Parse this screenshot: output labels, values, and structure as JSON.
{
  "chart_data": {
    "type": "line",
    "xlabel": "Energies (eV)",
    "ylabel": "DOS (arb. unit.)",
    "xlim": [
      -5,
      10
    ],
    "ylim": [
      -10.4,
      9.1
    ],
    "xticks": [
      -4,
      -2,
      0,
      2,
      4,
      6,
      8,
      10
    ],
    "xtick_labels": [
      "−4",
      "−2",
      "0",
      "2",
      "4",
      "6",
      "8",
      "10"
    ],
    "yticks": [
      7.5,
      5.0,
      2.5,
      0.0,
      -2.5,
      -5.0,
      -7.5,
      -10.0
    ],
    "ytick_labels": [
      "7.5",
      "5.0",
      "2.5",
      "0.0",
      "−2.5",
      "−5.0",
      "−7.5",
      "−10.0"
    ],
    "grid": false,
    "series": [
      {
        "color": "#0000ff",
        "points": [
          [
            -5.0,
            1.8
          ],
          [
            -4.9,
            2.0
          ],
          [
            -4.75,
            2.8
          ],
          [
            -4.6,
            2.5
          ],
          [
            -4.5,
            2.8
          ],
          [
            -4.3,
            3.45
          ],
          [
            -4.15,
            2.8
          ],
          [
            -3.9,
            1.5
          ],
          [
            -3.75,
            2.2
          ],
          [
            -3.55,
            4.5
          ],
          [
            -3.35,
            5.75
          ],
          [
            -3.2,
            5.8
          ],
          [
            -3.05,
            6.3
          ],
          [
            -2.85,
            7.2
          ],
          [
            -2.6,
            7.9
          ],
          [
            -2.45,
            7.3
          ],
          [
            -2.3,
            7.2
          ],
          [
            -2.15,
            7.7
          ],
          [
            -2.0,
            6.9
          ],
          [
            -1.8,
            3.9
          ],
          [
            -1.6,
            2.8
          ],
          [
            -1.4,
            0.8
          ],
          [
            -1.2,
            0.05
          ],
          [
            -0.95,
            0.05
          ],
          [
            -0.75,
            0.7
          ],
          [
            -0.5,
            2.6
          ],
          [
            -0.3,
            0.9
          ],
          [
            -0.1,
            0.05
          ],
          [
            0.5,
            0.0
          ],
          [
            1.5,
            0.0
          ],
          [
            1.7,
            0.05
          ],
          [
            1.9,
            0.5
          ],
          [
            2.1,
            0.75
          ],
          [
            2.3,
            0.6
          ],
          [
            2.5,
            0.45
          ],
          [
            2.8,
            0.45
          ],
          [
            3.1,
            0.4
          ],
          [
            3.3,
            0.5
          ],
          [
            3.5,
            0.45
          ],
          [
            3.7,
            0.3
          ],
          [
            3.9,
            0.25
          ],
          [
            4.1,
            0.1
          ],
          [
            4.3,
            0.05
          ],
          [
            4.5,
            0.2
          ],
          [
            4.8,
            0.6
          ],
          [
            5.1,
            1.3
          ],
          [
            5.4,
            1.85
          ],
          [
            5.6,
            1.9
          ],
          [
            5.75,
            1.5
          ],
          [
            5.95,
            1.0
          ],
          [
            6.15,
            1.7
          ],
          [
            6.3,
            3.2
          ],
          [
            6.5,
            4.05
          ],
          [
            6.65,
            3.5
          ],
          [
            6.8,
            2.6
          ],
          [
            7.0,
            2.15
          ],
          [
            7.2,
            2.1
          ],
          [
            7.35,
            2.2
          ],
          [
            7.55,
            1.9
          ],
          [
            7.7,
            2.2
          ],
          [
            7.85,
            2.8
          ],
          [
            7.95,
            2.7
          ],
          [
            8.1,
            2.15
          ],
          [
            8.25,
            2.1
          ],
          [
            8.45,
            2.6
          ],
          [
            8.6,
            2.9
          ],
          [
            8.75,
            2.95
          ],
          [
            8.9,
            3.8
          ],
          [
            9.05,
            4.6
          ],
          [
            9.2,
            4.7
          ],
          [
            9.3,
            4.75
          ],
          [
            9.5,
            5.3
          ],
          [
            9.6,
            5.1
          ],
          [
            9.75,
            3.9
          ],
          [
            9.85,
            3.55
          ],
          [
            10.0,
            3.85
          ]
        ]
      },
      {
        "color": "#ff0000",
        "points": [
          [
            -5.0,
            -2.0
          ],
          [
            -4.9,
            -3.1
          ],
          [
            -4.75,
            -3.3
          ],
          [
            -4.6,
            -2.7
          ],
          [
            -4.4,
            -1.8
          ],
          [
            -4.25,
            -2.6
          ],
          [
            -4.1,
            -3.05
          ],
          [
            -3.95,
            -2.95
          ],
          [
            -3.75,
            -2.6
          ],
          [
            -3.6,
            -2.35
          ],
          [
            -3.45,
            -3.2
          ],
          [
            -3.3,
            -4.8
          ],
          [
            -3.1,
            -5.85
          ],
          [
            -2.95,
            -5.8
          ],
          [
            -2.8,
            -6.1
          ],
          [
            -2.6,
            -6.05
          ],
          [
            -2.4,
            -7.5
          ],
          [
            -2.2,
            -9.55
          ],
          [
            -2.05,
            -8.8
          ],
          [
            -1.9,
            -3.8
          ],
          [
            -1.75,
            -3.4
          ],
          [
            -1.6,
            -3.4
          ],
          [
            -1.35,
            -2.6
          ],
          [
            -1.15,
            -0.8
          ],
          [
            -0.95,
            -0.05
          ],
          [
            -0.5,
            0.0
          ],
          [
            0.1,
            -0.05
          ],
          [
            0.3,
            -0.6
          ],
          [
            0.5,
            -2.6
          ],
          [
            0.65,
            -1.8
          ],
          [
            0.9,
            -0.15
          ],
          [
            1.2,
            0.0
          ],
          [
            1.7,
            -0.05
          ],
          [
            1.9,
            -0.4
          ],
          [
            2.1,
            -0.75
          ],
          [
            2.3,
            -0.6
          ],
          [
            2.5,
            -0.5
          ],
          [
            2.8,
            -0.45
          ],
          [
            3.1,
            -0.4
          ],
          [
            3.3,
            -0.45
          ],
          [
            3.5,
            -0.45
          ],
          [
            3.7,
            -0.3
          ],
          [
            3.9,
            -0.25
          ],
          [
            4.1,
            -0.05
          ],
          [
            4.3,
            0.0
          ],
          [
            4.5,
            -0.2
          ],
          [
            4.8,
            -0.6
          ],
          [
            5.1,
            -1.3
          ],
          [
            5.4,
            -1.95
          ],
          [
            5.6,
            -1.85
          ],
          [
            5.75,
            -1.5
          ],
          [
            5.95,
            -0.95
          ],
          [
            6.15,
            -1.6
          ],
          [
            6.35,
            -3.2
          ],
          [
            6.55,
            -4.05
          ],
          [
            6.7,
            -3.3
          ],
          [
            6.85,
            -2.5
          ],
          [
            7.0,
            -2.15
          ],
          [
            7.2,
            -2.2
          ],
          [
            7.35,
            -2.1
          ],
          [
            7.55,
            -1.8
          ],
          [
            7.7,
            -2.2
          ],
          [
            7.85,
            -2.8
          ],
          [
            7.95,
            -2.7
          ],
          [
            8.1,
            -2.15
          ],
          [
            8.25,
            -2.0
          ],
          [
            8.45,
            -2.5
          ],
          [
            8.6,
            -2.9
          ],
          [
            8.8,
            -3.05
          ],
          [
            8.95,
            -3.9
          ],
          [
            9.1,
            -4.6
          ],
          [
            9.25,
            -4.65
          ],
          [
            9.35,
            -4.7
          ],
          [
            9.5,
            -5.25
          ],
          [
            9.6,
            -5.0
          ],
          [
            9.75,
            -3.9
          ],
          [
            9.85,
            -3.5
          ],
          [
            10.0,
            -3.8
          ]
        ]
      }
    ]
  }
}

__________

#### Short task:
Set down all of the data above, word for word.

#### Answer for this exercise:
Parse this screenshot: output labels, values, and structure as JSON.
{
  "chart_data": {
    "type": "line",
    "xlabel": "Energies (eV)",
    "ylabel": "DOS (arb. unit.)",
    "xlim": [
      -5,
      10
    ],
    "ylim": [
      -10.4,
      9.1
    ],
    "xticks": [
      -4,
      -2,
      0,
      2,
      4,
      6,
      8,
      10
    ],
    "xtick_labels": [
      "−4",
      "−2",
      "0",
      "2",
      "4",
      "6",
      "8",
      "10"
    ],
    "yticks": [
      7.5,
      5.0,
      2.5,
      0.0,
      -2.5,
      -5.0,
      -7.5,
      -10.0
    ],
    "ytick_labels": [
      "7.5",
      "5.0",
      "2.5",
      "0.0",
      "−2.5",
      "−5.0",
      "−7.5",
      "−10.0"
    ],
    "grid": false,
    "series": [
      {
        "color": "#0000ff",
        "points": [
          [
            -5.0,
            1.8
          ],
          [
            -4.9,
            2.0
          ],
          [
            -4.75,
            2.8
          ],
          [
            -4.6,
            2.5
          ],
          [
            -4.5,
            2.8
          ],
          [
            -4.3,
            3.45
          ],
          [
            -4.15,
            2.8
          ],
          [
            -3.9,
            1.5
          ],
          [
            -3.75,
            2.2
          ],
          [
            -3.55,
            4.5
          ],
          [
            -3.35,
            5.75
          ],
          [
            -3.2,
            5.8
          ],
          [
            -3.05,
            6.3
          ],
          [
            -2.85,
            7.2
          ],
          [
            -2.6,
            7.9
          ],
          [
            -2.45,
            7.3
          ],
          [
            -2.3,
            7.2
          ],
          [
            -2.15,
            7.7
          ],
          [
            -2.0,
            6.9
          ],
          [
            -1.8,
            3.9
          ],
          [
            -1.6,
            2.8
          ],
          [
            -1.4,
            0.8
          ],
          [
            -1.2,
            0.05
          ],
          [
            -0.95,
            0.05
          ],
          [
            -0.75,
            0.7
          ],
          [
            -0.5,
            2.6
          ],
          [
            -0.3,
            0.9
          ],
          [
            -0.1,
            0.05
          ],
          [
            0.5,
            0.0
          ],
          [
            1.5,
            0.0
          ],
          [
            1.7,
            0.05
          ],
          [
            1.9,
            0.5
          ],
          [
            2.1,
            0.75
          ],
          [
            2.3,
            0.6
          ],
          [
            2.5,
            0.45
          ],
          [
            2.8,
            0.45
          ],
          [
            3.1,
            0.4
          ],
          [
            3.3,
            0.5
          ],
          [
            3.5,
            0.45
          ],
          [
            3.7,
            0.3
          ],
          [
            3.9,
            0.25
          ],
          [
            4.1,
            0.1
          ],
          [
            4.3,
            0.05
          ],
          [
            4.5,
            0.2
          ],
          [
            4.8,
            0.6
          ],
          [
            5.1,
            1.3
          ],
          [
            5.4,
            1.85
          ],
          [
            5.6,
            1.9
          ],
          [
            5.75,
            1.5
          ],
          [
            5.95,
            1.0
          ],
          [
            6.15,
            1.7
          ],
          [
            6.3,
            3.2
          ],
          [
            6.5,
            4.05
          ],
          [
            6.65,
            3.5
          ],
          [
            6.8,
            2.6
          ],
          [
            7.0,
            2.15
          ],
          [
            7.2,
            2.1
          ],
          [
            7.35,
            2.2
          ],
          [
            7.55,
            1.9
          ],
          [
            7.7,
            2.2
          ],
          [
            7.85,
            2.8
          ],
          [
            7.95,
            2.7
          ],
          [
            8.1,
            2.15
          ],
          [
            8.25,
            2.1
          ],
          [
            8.45,
            2.6
          ],
          [
            8.6,
            2.9
          ],
          [
            8.75,
            2.95
          ],
          [
            8.9,
            3.8
          ],
          [
            9.05,
            4.6
          ],
          [
            9.2,
            4.7
          ],
          [
            9.3,
            4.75
          ],
          [
            9.5,
            5.3
          ],
          [
            9.6,
            5.1
          ],
          [
            9.75,
            3.9
          ],
          [
            9.85,
            3.55
          ],
          [
            10.0,
            3.85
          ]
        ]
      },
      {
        "color": "#ff0000",
        "points": [
          [
            -5.0,
            -2.0
          ],
          [
            -4.9,
            -3.1
          ],
          [
            -4.75,
            -3.3
          ],
          [
            -4.6,
            -2.7
          ],
          [
            -4.4,
            -1.8
          ],
          [
            -4.25,
            -2.6
          ],
          [
            -4.1,
            -3.05
          ],
          [
            -3.95,
            -2.95
          ],
          [
            -3.75,
            -2.6
          ],
          [
            -3.6,
            -2.35
          ],
          [
            -3.45,
            -3.2
          ],
          [
            -3.3,
            -4.8
          ],
          [
            -3.1,
            -5.85
          ],
          [
            -2.95,
            -5.8
          ],
          [
            -2.8,
            -6.1
          ],
          [
            -2.6,
            -6.05
          ],
          [
            -2.4,
            -7.5
          ],
          [
            -2.2,
            -9.55
          ],
          [
            -2.05,
            -8.8
          ],
          [
            -1.9,
            -3.8
          ],
          [
            -1.75,
            -3.4
          ],
          [
            -1.6,
            -3.4
          ],
          [
            -1.35,
            -2.6
          ],
          [
            -1.15,
            -0.8
          ],
          [
            -0.95,
            -0.05
          ],
          [
            -0.5,
            0.0
          ],
          [
            0.1,
            -0.05
          ],
          [
            0.3,
            -0.6
          ],
          [
            0.5,
            -2.6
          ],
          [
            0.65,
            -1.8
          ],
          [
            0.9,
            -0.15
          ],
          [
            1.2,
            0.0
          ],
          [
            1.7,
            -0.05
          ],
          [
            1.9,
            -0.4
          ],
          [
            2.1,
            -0.75
          ],
          [
            2.3,
            -0.6
          ],
          [
            2.5,
            -0.5
          ],
          [
            2.8,
            -0.45
          ],
          [
            3.1,
            -0.4
          ],
          [
            3.3,
            -0.45
          ],
          [
            3.5,
            -0.45
          ],
          [
            3.7,
            -0.3
          ],
          [
            3.9,
            -0.25
          ],
          [
            4.1,
            -0.05
          ],
          [
            4.3,
            0.0
          ],
          [
            4.5,
            -0.2
          ],
          [
            4.8,
            -0.6
          ],
          [
            5.1,
            -1.3
          ],
          [
            5.4,
            -1.95
          ],
          [
            5.6,
            -1.85
          ],
          [
            5.75,
            -1.5
          ],
          [
            5.95,
            -0.95
          ],
          [
            6.15,
            -1.6
          ],
          [
            6.35,
            -3.2
          ],
          [
            6.55,
            -4.05
          ],
          [
            6.7,
            -3.3
          ],
          [
            6.85,
            -2.5
          ],
          [
            7.0,
            -2.15
          ],
          [
            7.2,
            -2.2
          ],
          [
            7.35,
            -2.1
          ],
          [
            7.55,
            -1.8
          ],
          [
            7.7,
            -2.2
          ],
          [
            7.85,
            -2.8
          ],
          [
            7.95,
            -2.7
          ],
          [
            8.1,
            -2.15
          ],
          [
            8.25,
            -2.0
          ],
          [
            8.45,
            -2.5
          ],
          [
            8.6,
            -2.9
          ],
          [
            8.8,
            -3.05
          ],
          [
            8.95,
            -3.9
          ],
          [
            9.1,
            -4.6
          ],
          [
            9.25,
            -4.65
          ],
          [
            9.35,
            -4.7
          ],
          [
            9.5,
            -5.25
          ],
          [
            9.6,
            -5.0
          ],
          [
            9.75,
            -3.9
          ],
          [
            9.85,
            -3.5
          ],
          [
            10.0,
            -3.8
          ]
        ]
      }
    ]
  }
}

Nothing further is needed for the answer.